───── Given data ─────

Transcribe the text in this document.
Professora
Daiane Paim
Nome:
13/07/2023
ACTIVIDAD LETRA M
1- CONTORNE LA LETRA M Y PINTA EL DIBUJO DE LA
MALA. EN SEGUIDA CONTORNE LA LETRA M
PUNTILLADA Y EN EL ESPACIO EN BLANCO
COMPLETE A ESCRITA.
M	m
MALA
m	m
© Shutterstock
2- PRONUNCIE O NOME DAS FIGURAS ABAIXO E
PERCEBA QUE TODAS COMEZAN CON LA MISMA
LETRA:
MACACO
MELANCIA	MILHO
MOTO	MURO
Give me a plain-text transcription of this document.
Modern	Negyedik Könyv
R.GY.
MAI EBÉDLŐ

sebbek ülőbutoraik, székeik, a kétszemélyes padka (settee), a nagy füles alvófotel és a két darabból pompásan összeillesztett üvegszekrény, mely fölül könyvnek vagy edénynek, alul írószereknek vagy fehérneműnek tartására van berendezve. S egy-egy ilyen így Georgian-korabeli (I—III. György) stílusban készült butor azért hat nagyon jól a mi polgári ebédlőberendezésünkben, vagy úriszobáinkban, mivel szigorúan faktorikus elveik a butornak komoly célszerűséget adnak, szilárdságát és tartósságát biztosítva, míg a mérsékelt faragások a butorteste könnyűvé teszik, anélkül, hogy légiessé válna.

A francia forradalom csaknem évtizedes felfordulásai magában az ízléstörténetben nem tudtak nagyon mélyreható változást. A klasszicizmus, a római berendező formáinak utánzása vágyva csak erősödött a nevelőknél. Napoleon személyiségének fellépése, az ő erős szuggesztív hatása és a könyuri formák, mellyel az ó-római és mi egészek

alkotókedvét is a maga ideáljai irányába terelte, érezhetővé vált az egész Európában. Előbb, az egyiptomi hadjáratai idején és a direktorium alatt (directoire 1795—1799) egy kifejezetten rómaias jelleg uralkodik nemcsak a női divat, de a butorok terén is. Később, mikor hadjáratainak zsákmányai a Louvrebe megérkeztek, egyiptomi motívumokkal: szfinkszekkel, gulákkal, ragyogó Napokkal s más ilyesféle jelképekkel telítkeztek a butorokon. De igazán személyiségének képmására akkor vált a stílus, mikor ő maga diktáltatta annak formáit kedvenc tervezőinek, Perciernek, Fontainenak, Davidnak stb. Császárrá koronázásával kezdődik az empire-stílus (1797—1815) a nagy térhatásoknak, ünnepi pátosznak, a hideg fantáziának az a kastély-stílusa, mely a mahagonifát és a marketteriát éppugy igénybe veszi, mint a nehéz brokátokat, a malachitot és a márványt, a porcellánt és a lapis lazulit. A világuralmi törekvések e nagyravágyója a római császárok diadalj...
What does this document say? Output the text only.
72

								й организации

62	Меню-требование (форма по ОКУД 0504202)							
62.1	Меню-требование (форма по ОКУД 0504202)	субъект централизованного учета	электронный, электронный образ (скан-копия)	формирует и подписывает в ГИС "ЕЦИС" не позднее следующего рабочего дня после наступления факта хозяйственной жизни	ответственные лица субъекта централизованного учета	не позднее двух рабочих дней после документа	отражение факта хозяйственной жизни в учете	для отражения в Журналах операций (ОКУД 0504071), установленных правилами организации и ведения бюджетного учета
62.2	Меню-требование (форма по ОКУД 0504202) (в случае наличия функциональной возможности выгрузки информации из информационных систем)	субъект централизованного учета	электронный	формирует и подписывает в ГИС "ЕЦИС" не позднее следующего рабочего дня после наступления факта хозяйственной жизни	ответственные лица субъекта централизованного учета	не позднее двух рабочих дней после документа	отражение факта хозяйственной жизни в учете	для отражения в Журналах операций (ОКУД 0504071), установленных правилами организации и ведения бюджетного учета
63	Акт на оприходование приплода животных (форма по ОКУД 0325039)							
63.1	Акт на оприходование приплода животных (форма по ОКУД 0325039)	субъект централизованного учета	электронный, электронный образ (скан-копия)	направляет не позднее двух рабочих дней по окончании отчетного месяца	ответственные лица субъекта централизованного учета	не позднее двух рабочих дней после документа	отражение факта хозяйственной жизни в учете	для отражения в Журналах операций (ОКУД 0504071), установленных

─────

- _Given task_
Read the entries and pick out all lines that include the word "LETRA".

- _Answer_
ACTIVIDAD LETRA M
1- CONTORNE LA LETRA M Y PINTA EL DIBUJO DE LA
MALA. EN SEGUIDA CONTORNE LA LETRA M
LETRA:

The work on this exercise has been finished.